All entries are to be given again verbatim.

§ **EXTRACTED RECORDS**:
>> start
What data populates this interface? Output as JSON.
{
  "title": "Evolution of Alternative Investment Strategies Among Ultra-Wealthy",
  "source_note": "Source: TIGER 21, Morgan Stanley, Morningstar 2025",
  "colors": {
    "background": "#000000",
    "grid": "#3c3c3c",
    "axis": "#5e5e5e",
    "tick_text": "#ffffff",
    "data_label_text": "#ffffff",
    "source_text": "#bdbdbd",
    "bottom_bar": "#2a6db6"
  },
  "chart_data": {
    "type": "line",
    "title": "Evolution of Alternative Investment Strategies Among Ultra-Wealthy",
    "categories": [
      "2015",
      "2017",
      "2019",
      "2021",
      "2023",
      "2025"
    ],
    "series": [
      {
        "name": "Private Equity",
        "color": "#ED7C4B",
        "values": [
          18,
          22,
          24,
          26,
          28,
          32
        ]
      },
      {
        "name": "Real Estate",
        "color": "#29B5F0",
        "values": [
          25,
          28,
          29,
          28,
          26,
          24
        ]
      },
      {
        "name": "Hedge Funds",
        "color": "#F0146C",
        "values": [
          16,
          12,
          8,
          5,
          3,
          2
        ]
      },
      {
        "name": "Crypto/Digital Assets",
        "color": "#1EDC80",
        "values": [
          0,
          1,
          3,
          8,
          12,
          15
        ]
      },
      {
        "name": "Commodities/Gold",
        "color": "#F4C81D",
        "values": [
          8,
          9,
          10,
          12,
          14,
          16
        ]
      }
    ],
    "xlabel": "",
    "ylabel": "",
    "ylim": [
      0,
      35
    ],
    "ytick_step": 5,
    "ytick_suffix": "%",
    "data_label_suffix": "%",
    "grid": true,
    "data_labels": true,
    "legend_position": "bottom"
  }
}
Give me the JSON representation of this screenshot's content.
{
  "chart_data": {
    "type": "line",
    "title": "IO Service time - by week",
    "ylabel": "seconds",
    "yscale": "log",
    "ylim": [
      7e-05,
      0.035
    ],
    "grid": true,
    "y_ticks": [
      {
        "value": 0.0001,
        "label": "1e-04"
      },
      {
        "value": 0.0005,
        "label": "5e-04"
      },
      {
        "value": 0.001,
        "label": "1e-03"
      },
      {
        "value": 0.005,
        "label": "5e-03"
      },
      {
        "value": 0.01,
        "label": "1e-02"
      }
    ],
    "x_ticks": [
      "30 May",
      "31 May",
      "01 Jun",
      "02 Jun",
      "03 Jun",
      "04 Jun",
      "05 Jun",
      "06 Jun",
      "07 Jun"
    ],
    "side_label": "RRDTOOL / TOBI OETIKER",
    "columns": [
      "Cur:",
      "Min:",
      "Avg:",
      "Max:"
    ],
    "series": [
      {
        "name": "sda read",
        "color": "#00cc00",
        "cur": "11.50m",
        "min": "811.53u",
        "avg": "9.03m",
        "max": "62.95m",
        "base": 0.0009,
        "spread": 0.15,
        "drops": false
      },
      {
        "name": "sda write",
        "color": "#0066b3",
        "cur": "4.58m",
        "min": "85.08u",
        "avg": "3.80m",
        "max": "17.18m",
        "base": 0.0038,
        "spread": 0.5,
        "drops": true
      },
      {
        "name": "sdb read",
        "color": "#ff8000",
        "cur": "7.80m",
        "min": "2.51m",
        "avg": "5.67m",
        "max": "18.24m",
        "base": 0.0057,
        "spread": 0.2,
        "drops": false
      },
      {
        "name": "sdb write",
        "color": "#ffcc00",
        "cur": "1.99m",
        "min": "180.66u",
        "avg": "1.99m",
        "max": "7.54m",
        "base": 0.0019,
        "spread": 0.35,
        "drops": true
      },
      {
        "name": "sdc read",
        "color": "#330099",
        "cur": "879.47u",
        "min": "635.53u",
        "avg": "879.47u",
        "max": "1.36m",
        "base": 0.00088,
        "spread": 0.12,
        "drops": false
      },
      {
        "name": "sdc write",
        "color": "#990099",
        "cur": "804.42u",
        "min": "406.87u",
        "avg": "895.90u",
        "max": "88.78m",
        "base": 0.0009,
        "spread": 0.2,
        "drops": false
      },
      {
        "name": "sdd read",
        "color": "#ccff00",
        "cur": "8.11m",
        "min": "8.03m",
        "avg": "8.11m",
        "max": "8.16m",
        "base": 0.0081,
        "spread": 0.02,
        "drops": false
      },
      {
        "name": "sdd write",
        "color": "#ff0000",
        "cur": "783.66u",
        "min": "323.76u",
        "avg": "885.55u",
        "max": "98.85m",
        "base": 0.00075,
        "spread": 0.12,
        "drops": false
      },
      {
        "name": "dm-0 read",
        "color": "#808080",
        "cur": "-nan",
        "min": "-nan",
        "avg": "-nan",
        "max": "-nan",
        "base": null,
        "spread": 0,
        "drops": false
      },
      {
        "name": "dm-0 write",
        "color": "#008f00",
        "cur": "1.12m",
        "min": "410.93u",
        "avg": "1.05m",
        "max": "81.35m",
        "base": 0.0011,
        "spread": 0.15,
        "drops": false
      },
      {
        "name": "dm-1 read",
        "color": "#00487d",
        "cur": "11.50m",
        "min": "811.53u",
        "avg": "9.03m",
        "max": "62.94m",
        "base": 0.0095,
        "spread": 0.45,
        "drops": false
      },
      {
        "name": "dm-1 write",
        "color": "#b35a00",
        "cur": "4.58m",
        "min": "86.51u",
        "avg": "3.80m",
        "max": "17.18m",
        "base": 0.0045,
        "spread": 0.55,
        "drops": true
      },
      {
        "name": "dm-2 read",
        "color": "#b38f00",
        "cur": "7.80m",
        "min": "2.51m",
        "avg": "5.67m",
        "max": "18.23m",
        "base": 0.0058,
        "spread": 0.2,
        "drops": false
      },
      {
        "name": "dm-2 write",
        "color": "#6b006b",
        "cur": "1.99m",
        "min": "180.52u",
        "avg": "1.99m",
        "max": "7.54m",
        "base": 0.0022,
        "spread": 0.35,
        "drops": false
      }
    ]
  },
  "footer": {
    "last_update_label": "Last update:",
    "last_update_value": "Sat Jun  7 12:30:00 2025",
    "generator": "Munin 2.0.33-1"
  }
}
>> end
§ **REPLY**:
What data populates this interface? Output as JSON.
{
  "title": "Evolution of Alternative Investment Strategies Among Ultra-Wealthy",
  "source_note": "Source: TIGER 21, Morgan Stanley, Morningstar 2025",
  "colors": {
    "background": "#000000",
    "grid": "#3c3c3c",
    "axis": "#5e5e5e",
    "tick_text": "#ffffff",
    "data_label_text": "#ffffff",
    "source_text": "#bdbdbd",
    "bottom_bar": "#2a6db6"
  },
  "chart_data": {
    "type": "line",
    "title": "Evolution of Alternative Investment Strategies Among Ultra-Wealthy",
    "categories": [
      "2015",
      "2017",
      "2019",
      "2021",
      "2023",
      "2025"
    ],
    "series": [
      {
        "name": "Private Equity",
        "color": "#ED7C4B",
        "values": [
          18,
          22,
          24,
          26,
          28,
          32
        ]
      },
      {
        "name": "Real Estate",
        "color": "#29B5F0",
        "values": [
          25,
          28,
          29,
          28,
          26,
          24
        ]
      },
      {
        "name": "Hedge Funds",
        "color": "#F0146C",
        "values": [
          16,
          12,
          8,
          5,
          3,
          2
        ]
      },
      {
        "name": "Crypto/Digital Assets",
        "color": "#1EDC80",
        "values": [
          0,
          1,
          3,
          8,
          12,
          15
        ]
      },
      {
        "name": "Commodities/Gold",
        "color": "#F4C81D",
        "values": [
          8,
          9,
          10,
          12,
          14,
          16
        ]
      }
    ],
    "xlabel": "",
    "ylabel": "",
    "ylim": [
      0,
      35
    ],
    "ytick_step": 5,
    "ytick_suffix": "%",
    "data_label_suffix": "%",
    "grid": true,
    "data_labels": true,
    "legend_position": "bottom"
  }
}
Give me the JSON representation of this screenshot's content.
{
  "chart_data": {
    "type": "line",
    "title": "IO Service time - by week",
    "ylabel": "seconds",
    "yscale": "log",
    "ylim": [
      7e-05,
      0.035
    ],
    "grid": true,
    "y_ticks": [
      {
        "value": 0.0001,
        "label": "1e-04"
      },
      {
        "value": 0.0005,
        "label": "5e-04"
      },
      {
        "value": 0.001,
        "label": "1e-03"
      },
      {
        "value": 0.005,
        "label": "5e-03"
      },
      {
        "value": 0.01,
        "label": "1e-02"
      }
    ],
    "x_ticks": [
      "30 May",
      "31 May",
      "01 Jun",
      "02 Jun",
      "03 Jun",
      "04 Jun",
      "05 Jun",
      "06 Jun",
      "07 Jun"
    ],
    "side_label": "RRDTOOL / TOBI OETIKER",
    "columns": [
      "Cur:",
      "Min:",
      "Avg:",
      "Max:"
    ],
    "series": [
      {
        "name": "sda read",
        "color": "#00cc00",
        "cur": "11.50m",
        "min": "811.53u",
        "avg": "9.03m",
        "max": "62.95m",
        "base": 0.0009,
        "spread": 0.15,
        "drops": false
      },
      {
        "name": "sda write",
        "color": "#0066b3",
        "cur": "4.58m",
        "min": "85.08u",
        "avg": "3.80m",
        "max": "17.18m",
        "base": 0.0038,
        "spread": 0.5,
        "drops": true
      },
      {
        "name": "sdb read",
        "color": "#ff8000",
        "cur": "7.80m",
        "min": "2.51m",
        "avg": "5.67m",
        "max": "18.24m",
        "base": 0.0057,
        "spread": 0.2,
        "drops": false
      },
      {
        "name": "sdb write",
        "color": "#ffcc00",
        "cur": "1.99m",
        "min": "180.66u",
        "avg": "1.99m",
        "max": "7.54m",
        "base": 0.0019,
        "spread": 0.35,
        "drops": true
      },
      {
        "name": "sdc read",
        "color": "#330099",
        "cur": "879.47u",
        "min": "635.53u",
        "avg": "879.47u",
        "max": "1.36m",
        "base": 0.00088,
        "spread": 0.12,
        "drops": false
      },
      {
        "name": "sdc write",
        "color": "#990099",
        "cur": "804.42u",
        "min": "406.87u",
        "avg": "895.90u",
        "max": "88.78m",
        "base": 0.0009,
        "spread": 0.2,
        "drops": false
      },
      {
        "name": "sdd read",
        "color": "#ccff00",
        "cur": "8.11m",
        "min": "8.03m",
        "avg": "8.11m",
        "max": "8.16m",
        "base": 0.0081,
        "spread": 0.02,
        "drops": false
      },
      {
        "name": "sdd write",
        "color": "#ff0000",
        "cur": "783.66u",
        "min": "323.76u",
        "avg": "885.55u",
        "max": "98.85m",
        "base": 0.00075,
        "spread": 0.12,
        "drops": false
      },
      {
        "name": "dm-0 read",
        "color": "#808080",
        "cur": "-nan",
        "min": "-nan",
        "avg": "-nan",
        "max": "-nan",
        "base": null,
        "spread": 0,
        "drops": false
      },
      {
        "name": "dm-0 write",
        "color": "#008f00",
        "cur": "1.12m",
        "min": "410.93u",
        "avg": "1.05m",
        "max": "81.35m",
        "base": 0.0011,
        "spread": 0.15,
        "drops": false
      },
      {
        "name": "dm-1 read",
        "color": "#00487d",
        "cur": "11.50m",
        "min": "811.53u",
        "avg": "9.03m",
        "max": "62.94m",
        "base": 0.0095,
        "spread": 0.45,
        "drops": false
      },
      {
        "name": "dm-1 write",
        "color": "#b35a00",
        "cur": "4.58m",
        "min": "86.51u",
        "avg": "3.80m",
        "max": "17.18m",
        "base": 0.0045,
        "spread": 0.55,
        "drops": true
      },
      {
        "name": "dm-2 read",
        "color": "#b38f00",
        "cur": "7.80m",
        "min": "2.51m",
        "avg": "5.67m",
        "max": "18.23m",
        "base": 0.0058,
        "spread": 0.2,
        "drops": false
      },
      {
        "name": "dm-2 write",
        "color": "#6b006b",
        "cur": "1.99m",
        "min": "180.52u",
        "avg": "1.99m",
        "max": "7.54m",
        "base": 0.0022,
        "spread": 0.35,
        "drops": false
      }
    ]
  },
  "footer": {
    "last_update_label": "Last update:",
    "last_update_value": "Sat Jun  7 12:30:00 2025",
    "generator": "Munin 2.0.33-1"
  }
}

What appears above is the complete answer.